• DOCUMENT EXCERPT
■ ■ ■
1. ## lim (1+1/x)^x

I need a proof that lim(1+1/x)^x=e.
We defined that e=lim(1+1/n)^n and I need to prove that it's same for x (real number).
Thanks.

2. ## Re: lim (1+1/x)^x

The question seems trivial, as:

$\lim_{n\rightarrow \infty }\left ( 1+\frac{1}{n} \right )^{n}=e$

Is the exact same statement as:

$\lim_{x\rightarrow \infty }\left ( 1+\frac{1}{x} \right )^{x}=e$

Just let n = x.
$n \epsilon \mathbb{R}$
$x \epsilon \mathbb{R}$

Though, this also seems trivial.. Even if they were integers or natural numbers, it would still approach the value of 'e' as the limit went to infinity.

Have you done the proof for the 'n' in class?

3. ## Re: lim (1+1/x)^x

The question seems trivial, as:
$\lim_{n\rightarrow \infty }\left ( 1+\frac{1}{n} \right )^{n}=e$
Is the exact same statement as:
$\lim_{x\rightarrow \infty }\left ( 1+\frac{1}{x} \right )^{x}=e$
Just let n = x.
$n \epsilon \mathbb{R}$
$x \epsilon \mathbb{R}$
Though, this also seems trivial.. Even if they were integers or natural numbers, it would still approach the value of 'e' as the limit went to infinity.
That is no proof. Real numbers are not all integers.

To do this we need to have two additional facts: assume that $x\ge 1$ then
$\\1)~\lim_{n\rightarrow \infty }\left ( 1+\frac{1}{n+1} \right )^{n}=e\\\\2)~\lim_{n\rightarrow \infty }\left ( 1+\frac{1}{n} \right )^{n+1}=e$

Now use the floor function (greatest integer function): $\left\lfloor x \right\rfloor \leqslant x < \left\lfloor x \right\rfloor + 1$.
■ ■ ■
• GIVEN EXERCISE 1
Arrange the rows below as a Markdown table with the columns Row and Line. Include only the rows from the one containing "divider [571, 358, 590, 359]" through the one containing "divider [571, 103, 590, 104]", inclusive, and leave out any blank lines.

• RECORDS SHOWN
■ ■ ■
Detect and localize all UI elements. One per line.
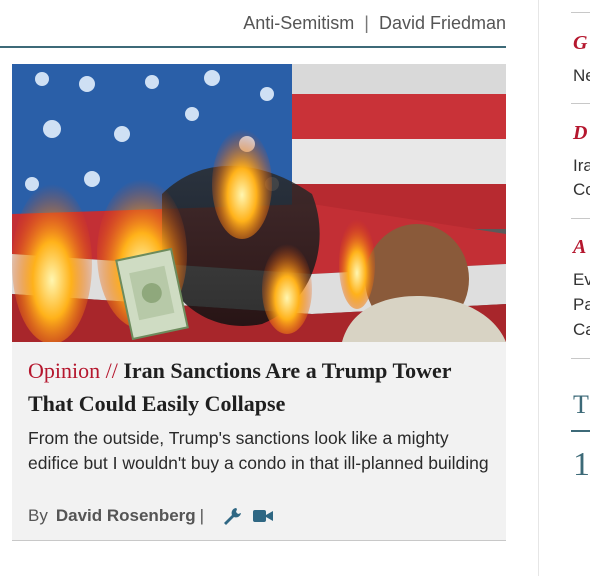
divider [571, 358, 590, 359]
section-heading: T [573, 390, 589, 419]
article-summary: From the outside, Trump's sanctions look… [28, 428, 489, 473]
article-headline[interactable]: Opinion // Iran Sanctions Are a Trump To… [28, 354, 494, 420]
divider [571, 103, 590, 104]
article-card[interactable]: Opinion // Iran Sanctions Are a Trump To… [12, 64, 506, 541]
list-number: 1 [573, 446, 590, 483]
right-item-text[interactable]: Co [573, 178, 590, 202]
article-tags: Anti-Semitism | David Friedman [0, 0, 506, 48]
right-item-title[interactable]: A [573, 236, 586, 259]
section-label[interactable]: Opinion [28, 358, 100, 383]
right-item-title[interactable]: D [573, 122, 587, 145]
author-link[interactable]: David Rosenberg [56, 506, 196, 526]
right-item-text[interactable]: Ev [573, 268, 590, 292]
divider [571, 12, 590, 13]
right-item-text[interactable]: Ca [573, 318, 590, 342]
right-item-text[interactable]: Ne [573, 64, 590, 88]
burning-flag-image[interactable] [12, 64, 506, 342]
byline-separator: | [199, 506, 205, 525]
tag-separator: | [364, 12, 369, 33]
section-heading-rule [571, 430, 590, 432]
tag-link-david-friedman[interactable]: David Friedman [379, 13, 506, 34]
video-icon [253, 510, 274, 522]
divider [571, 218, 590, 219]
byline: By David Rosenberg | [28, 506, 274, 526]
wrench-icon [224, 508, 242, 525]
right-column: G Ne D Ira Co A Ev Pa Ca T 1 [538, 0, 590, 576]
right-item-text[interactable]: Ira [573, 154, 590, 178]
right-item-title[interactable]: G [573, 32, 587, 55]
tag-link-anti-semitism[interactable]: Anti-Semitism [243, 13, 354, 34]
byline-prefix: By [28, 506, 48, 525]
label-separator: // [105, 358, 118, 383]
right-item-text[interactable]: Pa [573, 293, 590, 317]
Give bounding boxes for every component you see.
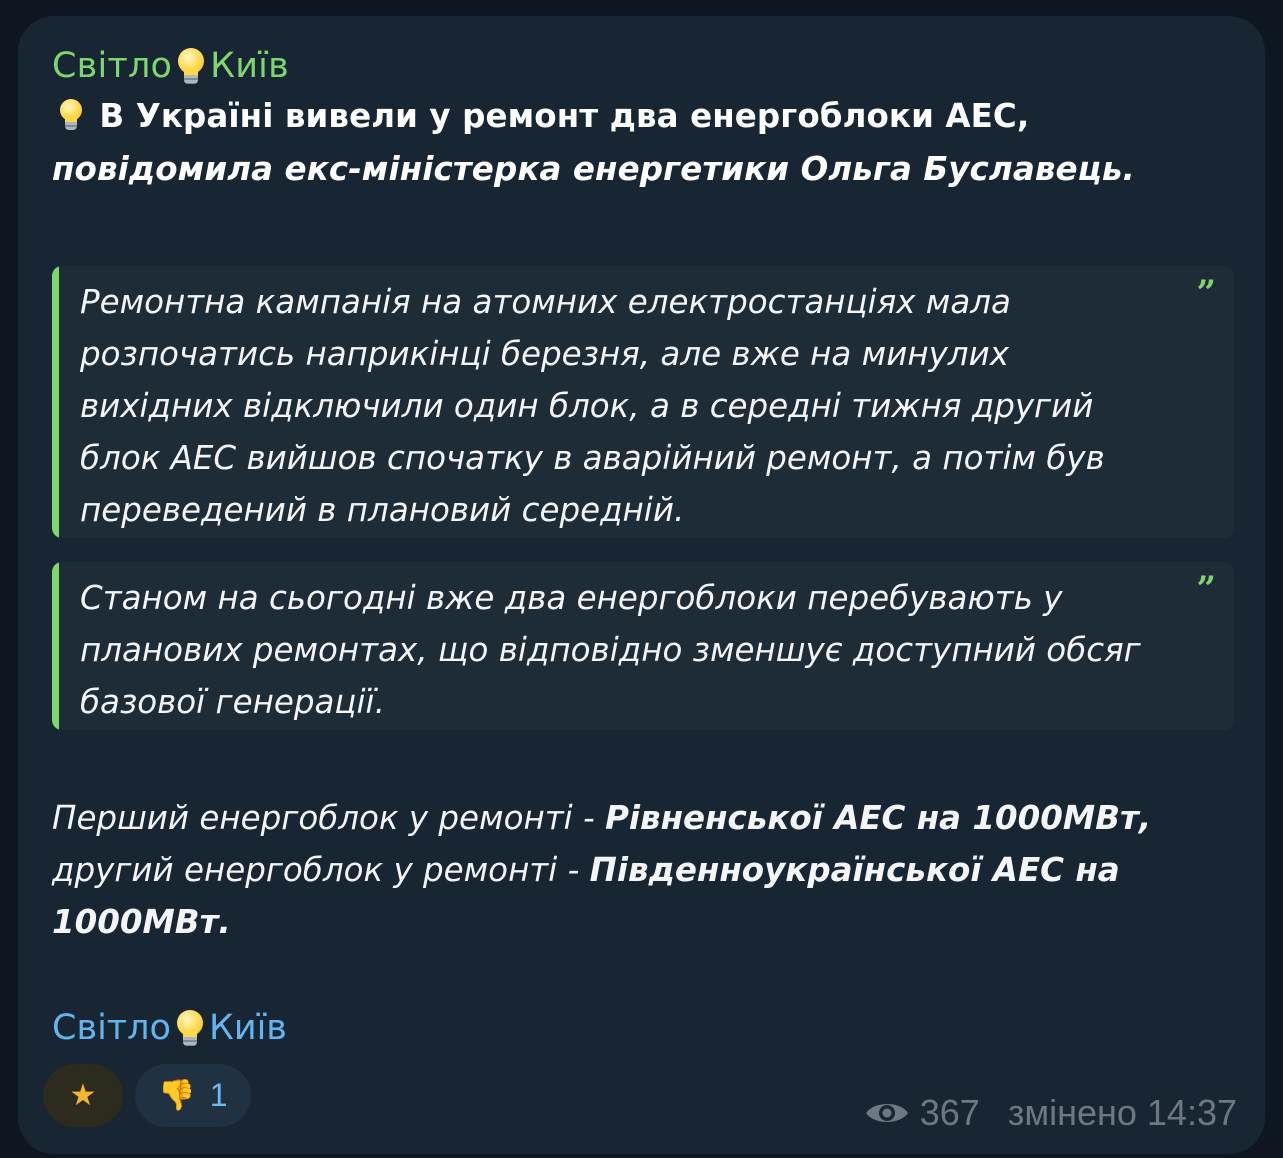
message-time: 14:37 [1146,1092,1237,1133]
light-bulb-icon [175,1008,205,1048]
channel-signature-link[interactable]: Світло Київ [52,1006,1233,1050]
message-meta: 367 змінено 14:37 [864,1092,1237,1134]
thumbs-down-icon: 👎 [158,1077,196,1113]
headline-bold: В Україні вивели у ремонт два енергоблок… [99,97,1030,135]
reaction-thumbs-down-button[interactable]: 👎 1 [135,1064,251,1127]
light-bulb-icon [58,97,84,133]
blockquote-2: Станом на сьогодні вже два енергоблоки п… [52,562,1234,730]
reactions-bar: ★ 👎 1 [43,1064,251,1127]
signature-part1: Світло [52,1008,171,1048]
author-name-part2: Київ [210,46,289,86]
paragraph-part2: другий енергоблок у ремонті - [52,851,590,889]
signature-part2: Київ [208,1008,287,1048]
light-bulb-icon [176,46,206,86]
post-paragraph: Перший енергоблок у ремонті - Рівненсько… [52,792,1233,948]
blockquote-text: Ремонтна кампанія на атомних електростан… [80,283,1105,529]
paragraph-part1-bold: Рівненської АЕС на 1000МВт, [605,799,1152,837]
message-bubble: Світло Київ В Україні вивели у ремонт дв… [18,16,1265,1154]
quote-mark-icon: ” [1196,273,1216,313]
blockquote-1: Ремонтна кампанія на атомних електростан… [52,266,1234,538]
author-name-part1: Світло [52,46,173,86]
quote-mark-icon: ” [1196,569,1216,609]
headline-bold-italic: повідомила екс-міністерка енергетики Оль… [52,150,1135,188]
edited-label: змінено [1007,1092,1137,1133]
blockquote-text: Станом на сьогодні вже два енергоблоки п… [80,579,1141,721]
eye-icon [865,1104,908,1122]
views-count: 367 [919,1092,980,1133]
reaction-count: 1 [209,1077,228,1113]
channel-author[interactable]: Світло Київ [52,44,1233,88]
reaction-star-button[interactable]: ★ [43,1064,123,1127]
post-headline: В Україні вивели у ремонт два енергоблок… [52,90,1233,196]
paragraph-part1: Перший енергоблок у ремонті - [52,799,606,837]
star-icon: ★ [69,1077,97,1113]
■ ■ ■
• GIVEN EXERCISE 2
In the forum thread on the limit of (1+1/x)^x, condense the paragraph beginning "I need a proof that" into a single shorter sentence that keeps its main facts.

• FINISHED ANSWER 1
| Row | Line |
|---|---|
| 1 | divider [571, 358, 590, 359] |
| 2 | section-heading: T [573, 390, 589, 419] |
| 3 | article-summary: From the outside, Trump's sanctions look… [28, 428, 489, 473] |
| 4 | article-headline[interactable]: Opinion // Iran Sanctions Are a Trump To… [28, 354, 494, 420] |
| 5 | divider [571, 103, 590, 104] |

• FINISHED ANSWER 2
Given that e was defined as lim(1+1/n)^n, the poster asks for a proof that lim(1+1/x)^x also equals e when x is a real number.